Rows from a dataset
__________________________________________________
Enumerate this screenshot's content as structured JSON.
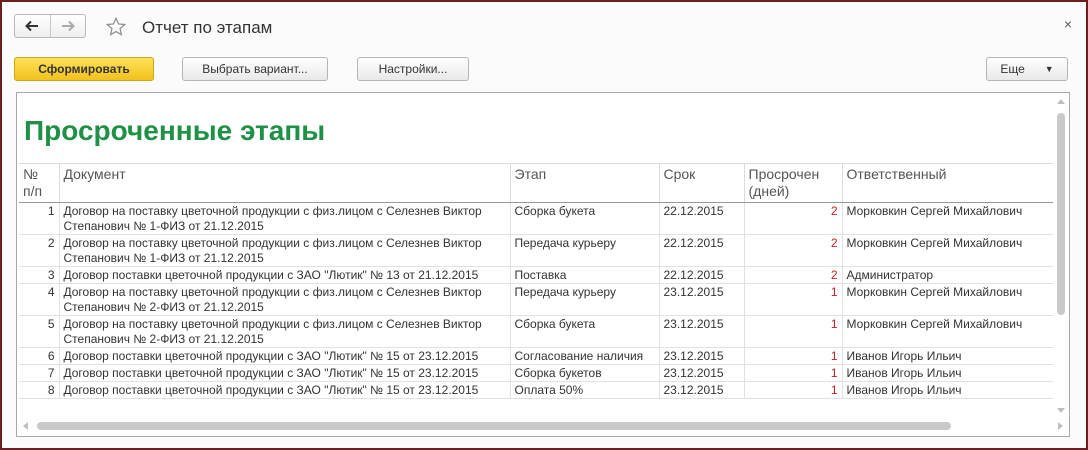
{
  "window": {
    "title": "Отчет по этапам",
    "close_symbol": "×"
  },
  "toolbar": {
    "generate_label": "Сформировать",
    "variant_label": "Выбрать вариант...",
    "settings_label": "Настройки...",
    "more_label": "Еще",
    "more_caret": "▼"
  },
  "report": {
    "title": "Просроченные этапы",
    "title_color": "#1f9146",
    "overdue_color": "#c21d1d",
    "columns": {
      "num": "№\nп/п",
      "document": "Документ",
      "stage": "Этап",
      "deadline": "Срок",
      "overdue": "Просрочен\n(дней)",
      "responsible": "Ответственный"
    },
    "rows": [
      {
        "num": "1",
        "document": "Договор на поставку цветочной продукции с физ.лицом с Селезнев Виктор Степанович № 1-ФИЗ от 21.12.2015",
        "stage": "Сборка букета",
        "deadline": "22.12.2015",
        "overdue": "2",
        "responsible": "Морковкин Сергей Михайлович"
      },
      {
        "num": "2",
        "document": "Договор на поставку цветочной продукции с физ.лицом с Селезнев Виктор Степанович № 1-ФИЗ от 21.12.2015",
        "stage": "Передача курьеру",
        "deadline": "22.12.2015",
        "overdue": "2",
        "responsible": "Морковкин Сергей Михайлович"
      },
      {
        "num": "3",
        "document": "Договор поставки цветочной продукции с ЗАО \"Лютик\" № 13 от 21.12.2015",
        "stage": "Поставка",
        "deadline": "22.12.2015",
        "overdue": "2",
        "responsible": "Администратор"
      },
      {
        "num": "4",
        "document": "Договор на поставку цветочной продукции с физ.лицом с Селезнев Виктор Степанович № 2-ФИЗ от 21.12.2015",
        "stage": "Передача курьеру",
        "deadline": "23.12.2015",
        "overdue": "1",
        "responsible": "Морковкин Сергей Михайлович"
      },
      {
        "num": "5",
        "document": "Договор на поставку цветочной продукции с физ.лицом с Селезнев Виктор Степанович № 2-ФИЗ от 21.12.2015",
        "stage": "Сборка букета",
        "deadline": "23.12.2015",
        "overdue": "1",
        "responsible": "Морковкин Сергей Михайлович"
      },
      {
        "num": "6",
        "document": "Договор поставки цветочной продукции с ЗАО \"Лютик\" № 15 от 23.12.2015",
        "stage": "Согласование наличия",
        "deadline": "23.12.2015",
        "overdue": "1",
        "responsible": "Иванов Игорь Ильич"
      },
      {
        "num": "7",
        "document": "Договор поставки цветочной продукции с ЗАО \"Лютик\" № 15 от 23.12.2015",
        "stage": "Сборка букетов",
        "deadline": "23.12.2015",
        "overdue": "1",
        "responsible": "Иванов Игорь Ильич"
      },
      {
        "num": "8",
        "document": "Договор поставки цветочной продукции с ЗАО \"Лютик\" № 15 от 23.12.2015",
        "stage": "Оплата 50%",
        "deadline": "23.12.2015",
        "overdue": "1",
        "responsible": "Иванов Игорь Ильич"
      }
    ]
  }
}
__________________________________________________
EXERCISE DETAILS: In the copy, include no pictures; restate the listing above exactly.

FULL ANSWER:
Enumerate this screenshot's content as structured JSON.
{
  "window": {
    "title": "Отчет по этапам",
    "close_symbol": "×"
  },
  "toolbar": {
    "generate_label": "Сформировать",
    "variant_label": "Выбрать вариант...",
    "settings_label": "Настройки...",
    "more_label": "Еще",
    "more_caret": "▼"
  },
  "report": {
    "title": "Просроченные этапы",
    "title_color": "#1f9146",
    "overdue_color": "#c21d1d",
    "columns": {
      "num": "№\nп/п",
      "document": "Документ",
      "stage": "Этап",
      "deadline": "Срок",
      "overdue": "Просрочен\n(дней)",
      "responsible": "Ответственный"
    },
    "rows": [
      {
        "num": "1",
        "document": "Договор на поставку цветочной продукции с физ.лицом с Селезнев Виктор Степанович № 1-ФИЗ от 21.12.2015",
        "stage": "Сборка букета",
        "deadline": "22.12.2015",
        "overdue": "2",
        "responsible": "Морковкин Сергей Михайлович"
      },
      {
        "num": "2",
        "document": "Договор на поставку цветочной продукции с физ.лицом с Селезнев Виктор Степанович № 1-ФИЗ от 21.12.2015",
        "stage": "Передача курьеру",
        "deadline": "22.12.2015",
        "overdue": "2",
        "responsible": "Морковкин Сергей Михайлович"
      },
      {
        "num": "3",
        "document": "Договор поставки цветочной продукции с ЗАО \"Лютик\" № 13 от 21.12.2015",
        "stage": "Поставка",
        "deadline": "22.12.2015",
        "overdue": "2",
        "responsible": "Администратор"
      },
      {
        "num": "4",
        "document": "Договор на поставку цветочной продукции с физ.лицом с Селезнев Виктор Степанович № 2-ФИЗ от 21.12.2015",
        "stage": "Передача курьеру",
        "deadline": "23.12.2015",
        "overdue": "1",
        "responsible": "Морковкин Сергей Михайлович"
      },
      {
        "num": "5",
        "document": "Договор на поставку цветочной продукции с физ.лицом с Селезнев Виктор Степанович № 2-ФИЗ от 21.12.2015",
        "stage": "Сборка букета",
        "deadline": "23.12.2015",
        "overdue": "1",
        "responsible": "Морковкин Сергей Михайлович"
      },
      {
        "num": "6",
        "document": "Договор поставки цветочной продукции с ЗАО \"Лютик\" № 15 от 23.12.2015",
        "stage": "Согласование наличия",
        "deadline": "23.12.2015",
        "overdue": "1",
        "responsible": "Иванов Игорь Ильич"
      },
      {
        "num": "7",
        "document": "Договор поставки цветочной продукции с ЗАО \"Лютик\" № 15 от 23.12.2015",
        "stage": "Сборка букетов",
        "deadline": "23.12.2015",
        "overdue": "1",
        "responsible": "Иванов Игорь Ильич"
      },
      {
        "num": "8",
        "document": "Договор поставки цветочной продукции с ЗАО \"Лютик\" № 15 от 23.12.2015",
        "stage": "Оплата 50%",
        "deadline": "23.12.2015",
        "overdue": "1",
        "responsible": "Иванов Игорь Ильич"
      }
    ]
  }
}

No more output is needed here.